=== Records for this task ===
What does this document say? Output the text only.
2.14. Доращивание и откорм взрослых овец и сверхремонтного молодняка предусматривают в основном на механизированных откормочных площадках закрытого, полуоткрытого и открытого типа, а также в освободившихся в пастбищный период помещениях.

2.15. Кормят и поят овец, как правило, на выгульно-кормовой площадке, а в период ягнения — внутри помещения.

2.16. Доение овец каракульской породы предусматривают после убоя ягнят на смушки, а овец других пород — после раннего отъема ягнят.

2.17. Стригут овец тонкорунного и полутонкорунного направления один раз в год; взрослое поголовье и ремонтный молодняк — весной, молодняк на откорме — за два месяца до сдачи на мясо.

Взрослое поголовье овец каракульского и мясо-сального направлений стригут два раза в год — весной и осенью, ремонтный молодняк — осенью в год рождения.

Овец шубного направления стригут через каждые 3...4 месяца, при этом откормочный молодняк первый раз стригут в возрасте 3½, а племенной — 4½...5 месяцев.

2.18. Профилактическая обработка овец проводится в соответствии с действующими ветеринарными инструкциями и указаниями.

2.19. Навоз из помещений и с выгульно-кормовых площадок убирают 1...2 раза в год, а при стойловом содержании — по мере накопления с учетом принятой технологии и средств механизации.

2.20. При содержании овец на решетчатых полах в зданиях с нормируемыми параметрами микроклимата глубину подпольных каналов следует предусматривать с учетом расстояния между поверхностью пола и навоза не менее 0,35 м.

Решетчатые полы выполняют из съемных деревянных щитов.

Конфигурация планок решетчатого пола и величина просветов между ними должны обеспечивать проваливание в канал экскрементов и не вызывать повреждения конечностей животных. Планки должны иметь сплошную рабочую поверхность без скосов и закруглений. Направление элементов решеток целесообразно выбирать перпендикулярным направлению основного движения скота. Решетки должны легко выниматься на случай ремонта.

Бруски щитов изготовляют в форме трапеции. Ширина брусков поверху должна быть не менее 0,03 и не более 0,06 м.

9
===
§ **What this task involves**: Output the listing above word for word.

§ **The completed task**:
What does this document say? Output the text only.
2.14. Доращивание и откорм взрослых овец и сверхремонтного молодняка предусматривают в основном на механизированных откормочных площадках закрытого, полуоткрытого и открытого типа, а также в освободившихся в пастбищный период помещениях.

2.15. Кормят и поят овец, как правило, на выгульно-кормовой площадке, а в период ягнения — внутри помещения.

2.16. Доение овец каракульской породы предусматривают после убоя ягнят на смушки, а овец других пород — после раннего отъема ягнят.

2.17. Стригут овец тонкорунного и полутонкорунного направления один раз в год; взрослое поголовье и ремонтный молодняк — весной, молодняк на откорме — за два месяца до сдачи на мясо.

Взрослое поголовье овец каракульского и мясо-сального направлений стригут два раза в год — весной и осенью, ремонтный молодняк — осенью в год рождения.

Овец шубного направления стригут через каждые 3...4 месяца, при этом откормочный молодняк первый раз стригут в возрасте 3½, а племенной — 4½...5 месяцев.

2.18. Профилактическая обработка овец проводится в соответствии с действующими ветеринарными инструкциями и указаниями.

2.19. Навоз из помещений и с выгульно-кормовых площадок убирают 1...2 раза в год, а при стойловом содержании — по мере накопления с учетом принятой технологии и средств механизации.

2.20. При содержании овец на решетчатых полах в зданиях с нормируемыми параметрами микроклимата глубину подпольных каналов следует предусматривать с учетом расстояния между поверхностью пола и навоза не менее 0,35 м.

Решетчатые полы выполняют из съемных деревянных щитов.

Конфигурация планок решетчатого пола и величина просветов между ними должны обеспечивать проваливание в канал экскрементов и не вызывать повреждения конечностей животных. Планки должны иметь сплошную рабочую поверхность без скосов и закруглений. Направление элементов решеток целесообразно выбирать перпендикулярным направлению основного движения скота. Решетки должны легко выниматься на случай ремонта.

Бруски щитов изготовляют в форме трапеции. Ширина брусков поверху должна быть не менее 0,03 и не более 0,06 м.

9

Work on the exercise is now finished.